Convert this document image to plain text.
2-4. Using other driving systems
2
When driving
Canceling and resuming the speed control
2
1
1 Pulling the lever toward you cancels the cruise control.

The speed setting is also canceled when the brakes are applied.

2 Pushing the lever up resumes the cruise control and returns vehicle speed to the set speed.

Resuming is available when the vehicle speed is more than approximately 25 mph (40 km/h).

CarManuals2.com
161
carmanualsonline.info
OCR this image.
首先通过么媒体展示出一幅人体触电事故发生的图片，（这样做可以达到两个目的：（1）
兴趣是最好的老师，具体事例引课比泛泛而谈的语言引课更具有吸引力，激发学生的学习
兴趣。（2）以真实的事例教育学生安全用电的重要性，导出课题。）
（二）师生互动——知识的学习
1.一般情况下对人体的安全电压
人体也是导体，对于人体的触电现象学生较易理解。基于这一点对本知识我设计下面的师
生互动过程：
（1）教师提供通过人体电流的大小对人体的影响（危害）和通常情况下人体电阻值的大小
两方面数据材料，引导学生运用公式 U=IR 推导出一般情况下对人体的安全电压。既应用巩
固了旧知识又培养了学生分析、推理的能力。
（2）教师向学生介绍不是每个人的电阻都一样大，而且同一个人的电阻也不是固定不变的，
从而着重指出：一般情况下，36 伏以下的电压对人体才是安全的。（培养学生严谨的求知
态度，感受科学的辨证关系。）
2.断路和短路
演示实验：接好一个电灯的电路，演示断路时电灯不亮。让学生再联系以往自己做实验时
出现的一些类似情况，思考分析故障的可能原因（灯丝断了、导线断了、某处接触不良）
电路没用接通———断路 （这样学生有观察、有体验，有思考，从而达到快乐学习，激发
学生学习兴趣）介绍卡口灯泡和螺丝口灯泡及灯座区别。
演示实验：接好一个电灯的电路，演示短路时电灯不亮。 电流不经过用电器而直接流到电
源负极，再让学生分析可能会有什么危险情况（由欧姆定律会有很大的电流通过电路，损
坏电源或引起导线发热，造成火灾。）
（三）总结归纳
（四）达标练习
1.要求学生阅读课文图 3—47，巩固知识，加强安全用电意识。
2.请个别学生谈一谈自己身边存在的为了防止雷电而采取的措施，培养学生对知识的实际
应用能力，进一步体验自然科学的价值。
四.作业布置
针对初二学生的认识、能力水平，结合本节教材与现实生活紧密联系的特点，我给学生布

* _Your task_:
Return what is listed above, exactly and completely.

* _Exercise answer_:
Convert this document image to plain text.
2-4. Using other driving systems
2
When driving
Canceling and resuming the speed control
2
1
1 Pulling the lever toward you cancels the cruise control.

The speed setting is also canceled when the brakes are applied.

2 Pushing the lever up resumes the cruise control and returns vehicle speed to the set speed.

Resuming is available when the vehicle speed is more than approximately 25 mph (40 km/h).

CarManuals2.com
161
carmanualsonline.info
OCR this image.
首先通过么媒体展示出一幅人体触电事故发生的图片，（这样做可以达到两个目的：（1）
兴趣是最好的老师，具体事例引课比泛泛而谈的语言引课更具有吸引力，激发学生的学习
兴趣。（2）以真实的事例教育学生安全用电的重要性，导出课题。）
（二）师生互动——知识的学习
1.一般情况下对人体的安全电压
人体也是导体，对于人体的触电现象学生较易理解。基于这一点对本知识我设计下面的师
生互动过程：
（1）教师提供通过人体电流的大小对人体的影响（危害）和通常情况下人体电阻值的大小
两方面数据材料，引导学生运用公式 U=IR 推导出一般情况下对人体的安全电压。既应用巩
固了旧知识又培养了学生分析、推理的能力。
（2）教师向学生介绍不是每个人的电阻都一样大，而且同一个人的电阻也不是固定不变的，
从而着重指出：一般情况下，36 伏以下的电压对人体才是安全的。（培养学生严谨的求知
态度，感受科学的辨证关系。）
2.断路和短路
演示实验：接好一个电灯的电路，演示断路时电灯不亮。让学生再联系以往自己做实验时
出现的一些类似情况，思考分析故障的可能原因（灯丝断了、导线断了、某处接触不良）
电路没用接通———断路 （这样学生有观察、有体验，有思考，从而达到快乐学习，激发
学生学习兴趣）介绍卡口灯泡和螺丝口灯泡及灯座区别。
演示实验：接好一个电灯的电路，演示短路时电灯不亮。 电流不经过用电器而直接流到电
源负极，再让学生分析可能会有什么危险情况（由欧姆定律会有很大的电流通过电路，损
坏电源或引起导线发热，造成火灾。）
（三）总结归纳
（四）达标练习
1.要求学生阅读课文图 3—47，巩固知识，加强安全用电意识。
2.请个别学生谈一谈自己身边存在的为了防止雷电而采取的措施，培养学生对知识的实际
应用能力，进一步体验自然科学的价值。
四.作业布置
针对初二学生的认识、能力水平，结合本节教材与现实生活紧密联系的特点，我给学生布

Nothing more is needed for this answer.